#### [Task material]
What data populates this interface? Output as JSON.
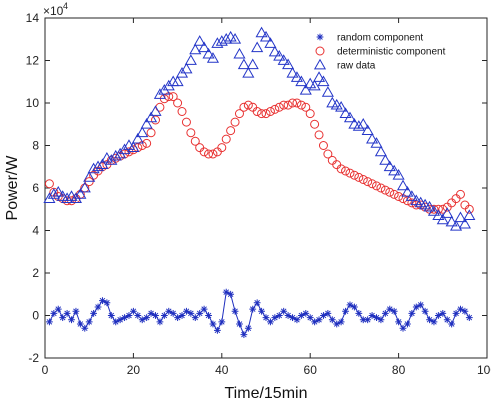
{
  "chart_data": {
    "type": "scatter",
    "xlabel": "Time/15min",
    "ylabel": "Power/W",
    "y_multiplier_label": "×10",
    "y_multiplier_exponent": "4",
    "xlim": [
      0,
      100
    ],
    "ylim": [
      -2,
      14
    ],
    "xticks": [
      0,
      20,
      40,
      60,
      80,
      100
    ],
    "yticks": [
      -2,
      0,
      2,
      4,
      6,
      8,
      10,
      12,
      14
    ],
    "grid": false,
    "legend_position": "top-right",
    "series": [
      {
        "name": "random component",
        "marker": "asterisk",
        "color": "#1f2fbf",
        "x": [
          1,
          2,
          3,
          4,
          5,
          6,
          7,
          8,
          9,
          10,
          11,
          12,
          13,
          14,
          15,
          16,
          17,
          18,
          19,
          20,
          21,
          22,
          23,
          24,
          25,
          26,
          27,
          28,
          29,
          30,
          31,
          32,
          33,
          34,
          35,
          36,
          37,
          38,
          39,
          40,
          41,
          42,
          43,
          44,
          45,
          46,
          47,
          48,
          49,
          50,
          51,
          52,
          53,
          54,
          55,
          56,
          57,
          58,
          59,
          60,
          61,
          62,
          63,
          64,
          65,
          66,
          67,
          68,
          69,
          70,
          71,
          72,
          73,
          74,
          75,
          76,
          77,
          78,
          79,
          80,
          81,
          82,
          83,
          84,
          85,
          86,
          87,
          88,
          89,
          90,
          91,
          92,
          93,
          94,
          95,
          96
        ],
        "y": [
          -0.3,
          0.1,
          0.3,
          -0.1,
          0.1,
          -0.2,
          0.2,
          -0.4,
          -0.6,
          -0.3,
          0.1,
          0.4,
          0.7,
          0.6,
          0.0,
          -0.3,
          -0.2,
          -0.1,
          0.0,
          0.2,
          0.0,
          -0.2,
          -0.1,
          0.1,
          0.0,
          -0.3,
          0.0,
          0.2,
          0.1,
          -0.1,
          0.0,
          0.2,
          0.1,
          -0.1,
          0.1,
          0.3,
          0.0,
          -0.4,
          -0.7,
          -0.3,
          1.1,
          1.0,
          0.2,
          -0.4,
          -0.9,
          -0.6,
          0.3,
          0.6,
          0.2,
          -0.1,
          -0.3,
          -0.1,
          0.0,
          0.2,
          0.0,
          -0.1,
          -0.2,
          0.0,
          0.1,
          -0.1,
          -0.3,
          -0.2,
          0.0,
          0.1,
          -0.2,
          -0.4,
          -0.3,
          0.2,
          0.5,
          0.4,
          0.1,
          -0.2,
          -0.2,
          0.0,
          -0.1,
          -0.2,
          0.1,
          0.3,
          0.2,
          -0.3,
          -0.6,
          -0.4,
          0.1,
          0.4,
          0.5,
          0.2,
          -0.2,
          -0.3,
          0.0,
          0.1,
          -0.2,
          -0.4,
          0.1,
          0.3,
          0.2,
          -0.1
        ]
      },
      {
        "name": "deterministic component",
        "marker": "circle",
        "color": "#e83030",
        "x": [
          1,
          2,
          3,
          4,
          5,
          6,
          7,
          8,
          9,
          10,
          11,
          12,
          13,
          14,
          15,
          16,
          17,
          18,
          19,
          20,
          21,
          22,
          23,
          24,
          25,
          26,
          27,
          28,
          29,
          30,
          31,
          32,
          33,
          34,
          35,
          36,
          37,
          38,
          39,
          40,
          41,
          42,
          43,
          44,
          45,
          46,
          47,
          48,
          49,
          50,
          51,
          52,
          53,
          54,
          55,
          56,
          57,
          58,
          59,
          60,
          61,
          62,
          63,
          64,
          65,
          66,
          67,
          68,
          69,
          70,
          71,
          72,
          73,
          74,
          75,
          76,
          77,
          78,
          79,
          80,
          81,
          82,
          83,
          84,
          85,
          86,
          87,
          88,
          89,
          90,
          91,
          92,
          93,
          94,
          95,
          96
        ],
        "y": [
          6.2,
          5.8,
          5.6,
          5.5,
          5.4,
          5.4,
          5.5,
          5.7,
          6.0,
          6.3,
          6.6,
          6.8,
          7.0,
          7.1,
          7.3,
          7.4,
          7.5,
          7.6,
          7.7,
          7.8,
          7.9,
          8.0,
          8.1,
          8.6,
          9.2,
          9.8,
          10.2,
          10.3,
          10.3,
          10.0,
          9.6,
          9.1,
          8.6,
          8.2,
          7.9,
          7.7,
          7.6,
          7.6,
          7.7,
          7.9,
          8.3,
          8.7,
          9.1,
          9.5,
          9.8,
          9.9,
          9.8,
          9.6,
          9.5,
          9.5,
          9.6,
          9.7,
          9.8,
          9.9,
          9.9,
          10.0,
          10.0,
          9.9,
          9.8,
          9.5,
          9.0,
          8.5,
          8.0,
          7.6,
          7.3,
          7.1,
          6.9,
          6.8,
          6.7,
          6.6,
          6.5,
          6.4,
          6.3,
          6.2,
          6.1,
          6.0,
          5.9,
          5.8,
          5.7,
          5.6,
          5.5,
          5.4,
          5.3,
          5.2,
          5.2,
          5.1,
          5.0,
          5.0,
          5.0,
          5.0,
          5.1,
          5.3,
          5.5,
          5.7,
          5.2,
          5.0
        ]
      },
      {
        "name": "raw data",
        "marker": "triangle",
        "color": "#2436c8",
        "x": [
          1,
          2,
          3,
          4,
          5,
          6,
          7,
          8,
          9,
          10,
          11,
          12,
          13,
          14,
          15,
          16,
          17,
          18,
          19,
          20,
          21,
          22,
          23,
          24,
          25,
          26,
          27,
          28,
          29,
          30,
          31,
          32,
          33,
          34,
          35,
          36,
          37,
          38,
          39,
          40,
          41,
          42,
          43,
          44,
          45,
          46,
          47,
          48,
          49,
          50,
          51,
          52,
          53,
          54,
          55,
          56,
          57,
          58,
          59,
          60,
          61,
          62,
          63,
          64,
          65,
          66,
          67,
          68,
          69,
          70,
          71,
          72,
          73,
          74,
          75,
          76,
          77,
          78,
          79,
          80,
          81,
          82,
          83,
          84,
          85,
          86,
          87,
          88,
          89,
          90,
          91,
          92,
          93,
          94,
          95,
          96
        ],
        "y": [
          5.5,
          5.7,
          5.8,
          5.6,
          5.5,
          5.6,
          5.5,
          5.7,
          6.0,
          6.5,
          6.9,
          7.0,
          7.1,
          7.4,
          7.3,
          7.5,
          7.6,
          7.8,
          8.0,
          7.9,
          8.3,
          8.6,
          9.0,
          9.3,
          9.6,
          10.4,
          10.6,
          10.8,
          11.0,
          11.0,
          11.4,
          11.6,
          12.0,
          12.5,
          12.9,
          12.6,
          12.3,
          12.1,
          12.8,
          12.9,
          13.0,
          13.1,
          13.0,
          12.3,
          11.8,
          11.4,
          11.8,
          12.6,
          13.3,
          13.1,
          12.8,
          12.4,
          12.2,
          12.0,
          11.8,
          11.4,
          11.2,
          11.0,
          10.6,
          10.9,
          10.8,
          11.2,
          11.0,
          10.5,
          10.0,
          9.9,
          9.8,
          9.5,
          9.3,
          9.0,
          8.9,
          9.0,
          8.7,
          8.3,
          8.1,
          7.7,
          7.3,
          7.0,
          6.8,
          6.6,
          6.1,
          5.8,
          5.6,
          5.4,
          5.3,
          5.2,
          5.1,
          4.9,
          4.7,
          4.5,
          4.8,
          4.4,
          4.2,
          4.6,
          4.3,
          4.7
        ]
      }
    ]
  }
}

#### [Task to complete]
The records above are to be restated exactly, without their pictures.

#### [The result]
What data populates this interface? Output as JSON.
{
  "chart_data": {
    "type": "scatter",
    "xlabel": "Time/15min",
    "ylabel": "Power/W",
    "y_multiplier_label": "×10",
    "y_multiplier_exponent": "4",
    "xlim": [
      0,
      100
    ],
    "ylim": [
      -2,
      14
    ],
    "xticks": [
      0,
      20,
      40,
      60,
      80,
      100
    ],
    "yticks": [
      -2,
      0,
      2,
      4,
      6,
      8,
      10,
      12,
      14
    ],
    "grid": false,
    "legend_position": "top-right",
    "series": [
      {
        "name": "random component",
        "marker": "asterisk",
        "color": "#1f2fbf",
        "x": [
          1,
          2,
          3,
          4,
          5,
          6,
          7,
          8,
          9,
          10,
          11,
          12,
          13,
          14,
          15,
          16,
          17,
          18,
          19,
          20,
          21,
          22,
          23,
          24,
          25,
          26,
          27,
          28,
          29,
          30,
          31,
          32,
          33,
          34,
          35,
          36,
          37,
          38,
          39,
          40,
          41,
          42,
          43,
          44,
          45,
          46,
          47,
          48,
          49,
          50,
          51,
          52,
          53,
          54,
          55,
          56,
          57,
          58,
          59,
          60,
          61,
          62,
          63,
          64,
          65,
          66,
          67,
          68,
          69,
          70,
          71,
          72,
          73,
          74,
          75,
          76,
          77,
          78,
          79,
          80,
          81,
          82,
          83,
          84,
          85,
          86,
          87,
          88,
          89,
          90,
          91,
          92,
          93,
          94,
          95,
          96
        ],
        "y": [
          -0.3,
          0.1,
          0.3,
          -0.1,
          0.1,
          -0.2,
          0.2,
          -0.4,
          -0.6,
          -0.3,
          0.1,
          0.4,
          0.7,
          0.6,
          0.0,
          -0.3,
          -0.2,
          -0.1,
          0.0,
          0.2,
          0.0,
          -0.2,
          -0.1,
          0.1,
          0.0,
          -0.3,
          0.0,
          0.2,
          0.1,
          -0.1,
          0.0,
          0.2,
          0.1,
          -0.1,
          0.1,
          0.3,
          0.0,
          -0.4,
          -0.7,
          -0.3,
          1.1,
          1.0,
          0.2,
          -0.4,
          -0.9,
          -0.6,
          0.3,
          0.6,
          0.2,
          -0.1,
          -0.3,
          -0.1,
          0.0,
          0.2,
          0.0,
          -0.1,
          -0.2,
          0.0,
          0.1,
          -0.1,
          -0.3,
          -0.2,
          0.0,
          0.1,
          -0.2,
          -0.4,
          -0.3,
          0.2,
          0.5,
          0.4,
          0.1,
          -0.2,
          -0.2,
          0.0,
          -0.1,
          -0.2,
          0.1,
          0.3,
          0.2,
          -0.3,
          -0.6,
          -0.4,
          0.1,
          0.4,
          0.5,
          0.2,
          -0.2,
          -0.3,
          0.0,
          0.1,
          -0.2,
          -0.4,
          0.1,
          0.3,
          0.2,
          -0.1
        ]
      },
      {
        "name": "deterministic component",
        "marker": "circle",
        "color": "#e83030",
        "x": [
          1,
          2,
          3,
          4,
          5,
          6,
          7,
          8,
          9,
          10,
          11,
          12,
          13,
          14,
          15,
          16,
          17,
          18,
          19,
          20,
          21,
          22,
          23,
          24,
          25,
          26,
          27,
          28,
          29,
          30,
          31,
          32,
          33,
          34,
          35,
          36,
          37,
          38,
          39,
          40,
          41,
          42,
          43,
          44,
          45,
          46,
          47,
          48,
          49,
          50,
          51,
          52,
          53,
          54,
          55,
          56,
          57,
          58,
          59,
          60,
          61,
          62,
          63,
          64,
          65,
          66,
          67,
          68,
          69,
          70,
          71,
          72,
          73,
          74,
          75,
          76,
          77,
          78,
          79,
          80,
          81,
          82,
          83,
          84,
          85,
          86,
          87,
          88,
          89,
          90,
          91,
          92,
          93,
          94,
          95,
          96
        ],
        "y": [
          6.2,
          5.8,
          5.6,
          5.5,
          5.4,
          5.4,
          5.5,
          5.7,
          6.0,
          6.3,
          6.6,
          6.8,
          7.0,
          7.1,
          7.3,
          7.4,
          7.5,
          7.6,
          7.7,
          7.8,
          7.9,
          8.0,
          8.1,
          8.6,
          9.2,
          9.8,
          10.2,
          10.3,
          10.3,
          10.0,
          9.6,
          9.1,
          8.6,
          8.2,
          7.9,
          7.7,
          7.6,
          7.6,
          7.7,
          7.9,
          8.3,
          8.7,
          9.1,
          9.5,
          9.8,
          9.9,
          9.8,
          9.6,
          9.5,
          9.5,
          9.6,
          9.7,
          9.8,
          9.9,
          9.9,
          10.0,
          10.0,
          9.9,
          9.8,
          9.5,
          9.0,
          8.5,
          8.0,
          7.6,
          7.3,
          7.1,
          6.9,
          6.8,
          6.7,
          6.6,
          6.5,
          6.4,
          6.3,
          6.2,
          6.1,
          6.0,
          5.9,
          5.8,
          5.7,
          5.6,
          5.5,
          5.4,
          5.3,
          5.2,
          5.2,
          5.1,
          5.0,
          5.0,
          5.0,
          5.0,
          5.1,
          5.3,
          5.5,
          5.7,
          5.2,
          5.0
        ]
      },
      {
        "name": "raw data",
        "marker": "triangle",
        "color": "#2436c8",
        "x": [
          1,
          2,
          3,
          4,
          5,
          6,
          7,
          8,
          9,
          10,
          11,
          12,
          13,
          14,
          15,
          16,
          17,
          18,
          19,
          20,
          21,
          22,
          23,
          24,
          25,
          26,
          27,
          28,
          29,
          30,
          31,
          32,
          33,
          34,
          35,
          36,
          37,
          38,
          39,
          40,
          41,
          42,
          43,
          44,
          45,
          46,
          47,
          48,
          49,
          50,
          51,
          52,
          53,
          54,
          55,
          56,
          57,
          58,
          59,
          60,
          61,
          62,
          63,
          64,
          65,
          66,
          67,
          68,
          69,
          70,
          71,
          72,
          73,
          74,
          75,
          76,
          77,
          78,
          79,
          80,
          81,
          82,
          83,
          84,
          85,
          86,
          87,
          88,
          89,
          90,
          91,
          92,
          93,
          94,
          95,
          96
        ],
        "y": [
          5.5,
          5.7,
          5.8,
          5.6,
          5.5,
          5.6,
          5.5,
          5.7,
          6.0,
          6.5,
          6.9,
          7.0,
          7.1,
          7.4,
          7.3,
          7.5,
          7.6,
          7.8,
          8.0,
          7.9,
          8.3,
          8.6,
          9.0,
          9.3,
          9.6,
          10.4,
          10.6,
          10.8,
          11.0,
          11.0,
          11.4,
          11.6,
          12.0,
          12.5,
          12.9,
          12.6,
          12.3,
          12.1,
          12.8,
          12.9,
          13.0,
          13.1,
          13.0,
          12.3,
          11.8,
          11.4,
          11.8,
          12.6,
          13.3,
          13.1,
          12.8,
          12.4,
          12.2,
          12.0,
          11.8,
          11.4,
          11.2,
          11.0,
          10.6,
          10.9,
          10.8,
          11.2,
          11.0,
          10.5,
          10.0,
          9.9,
          9.8,
          9.5,
          9.3,
          9.0,
          8.9,
          9.0,
          8.7,
          8.3,
          8.1,
          7.7,
          7.3,
          7.0,
          6.8,
          6.6,
          6.1,
          5.8,
          5.6,
          5.4,
          5.3,
          5.2,
          5.1,
          4.9,
          4.7,
          4.5,
          4.8,
          4.4,
          4.2,
          4.6,
          4.3,
          4.7
        ]
      }
    ]
  }
}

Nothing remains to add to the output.